Begin

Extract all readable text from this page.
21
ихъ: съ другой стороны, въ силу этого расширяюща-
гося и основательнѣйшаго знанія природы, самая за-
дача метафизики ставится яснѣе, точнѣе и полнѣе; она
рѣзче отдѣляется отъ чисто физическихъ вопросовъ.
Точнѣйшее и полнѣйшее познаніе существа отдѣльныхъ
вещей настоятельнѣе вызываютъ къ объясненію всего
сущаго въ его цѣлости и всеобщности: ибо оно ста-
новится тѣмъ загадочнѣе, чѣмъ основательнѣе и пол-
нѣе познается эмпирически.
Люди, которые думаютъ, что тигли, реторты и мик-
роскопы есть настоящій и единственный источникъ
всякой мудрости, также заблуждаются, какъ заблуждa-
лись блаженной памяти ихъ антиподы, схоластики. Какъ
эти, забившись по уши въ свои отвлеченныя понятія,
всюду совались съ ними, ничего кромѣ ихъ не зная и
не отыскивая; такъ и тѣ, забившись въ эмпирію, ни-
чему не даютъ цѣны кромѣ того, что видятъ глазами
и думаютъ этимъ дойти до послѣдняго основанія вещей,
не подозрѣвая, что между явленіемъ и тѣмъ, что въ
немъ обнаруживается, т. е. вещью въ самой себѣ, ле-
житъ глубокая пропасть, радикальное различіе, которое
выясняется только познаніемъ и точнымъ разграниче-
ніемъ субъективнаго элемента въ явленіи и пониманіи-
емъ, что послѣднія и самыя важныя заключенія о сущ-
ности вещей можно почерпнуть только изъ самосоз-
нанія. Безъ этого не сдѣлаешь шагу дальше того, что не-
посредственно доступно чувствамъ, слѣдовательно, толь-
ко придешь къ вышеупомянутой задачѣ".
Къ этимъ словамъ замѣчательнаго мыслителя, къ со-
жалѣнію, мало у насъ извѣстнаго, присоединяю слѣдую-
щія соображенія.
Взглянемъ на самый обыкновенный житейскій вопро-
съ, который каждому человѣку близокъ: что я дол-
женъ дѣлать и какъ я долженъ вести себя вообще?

End

• **What the task asks**
Nothing may be left out: return each entry exactly as it reads.

• **Correct response**
Extract all readable text from this page.
21
ихъ: съ другой стороны, въ силу этого расширяюща-
гося и основательнѣйшаго знанія природы, самая за-
дача метафизики ставится яснѣе, точнѣе и полнѣе; она
рѣзче отдѣляется отъ чисто физическихъ вопросовъ.
Точнѣйшее и полнѣйшее познаніе существа отдѣльныхъ
вещей настоятельнѣе вызываютъ къ объясненію всего
сущаго въ его цѣлости и всеобщности: ибо оно ста-
новится тѣмъ загадочнѣе, чѣмъ основательнѣе и пол-
нѣе познается эмпирически.
Люди, которые думаютъ, что тигли, реторты и мик-
роскопы есть настоящій и единственный источникъ
всякой мудрости, также заблуждаются, какъ заблуждa-
лись блаженной памяти ихъ антиподы, схоластики. Какъ
эти, забившись по уши въ свои отвлеченныя понятія,
всюду совались съ ними, ничего кромѣ ихъ не зная и
не отыскивая; такъ и тѣ, забившись въ эмпирію, ни-
чему не даютъ цѣны кромѣ того, что видятъ глазами
и думаютъ этимъ дойти до послѣдняго основанія вещей,
не подозрѣвая, что между явленіемъ и тѣмъ, что въ
немъ обнаруживается, т. е. вещью въ самой себѣ, ле-
житъ глубокая пропасть, радикальное различіе, которое
выясняется только познаніемъ и точнымъ разграниче-
ніемъ субъективнаго элемента въ явленіи и пониманіи-
емъ, что послѣднія и самыя важныя заключенія о сущ-
ности вещей можно почерпнуть только изъ самосоз-
нанія. Безъ этого не сдѣлаешь шагу дальше того, что не-
посредственно доступно чувствамъ, слѣдовательно, толь-
ко придешь къ вышеупомянутой задачѣ".
Къ этимъ словамъ замѣчательнаго мыслителя, къ со-
жалѣнію, мало у насъ извѣстнаго, присоединяю слѣдую-
щія соображенія.
Взглянемъ на самый обыкновенный житейскій вопро-
съ, который каждому человѣку близокъ: что я дол-
женъ дѣлать и какъ я долженъ вести себя вообще?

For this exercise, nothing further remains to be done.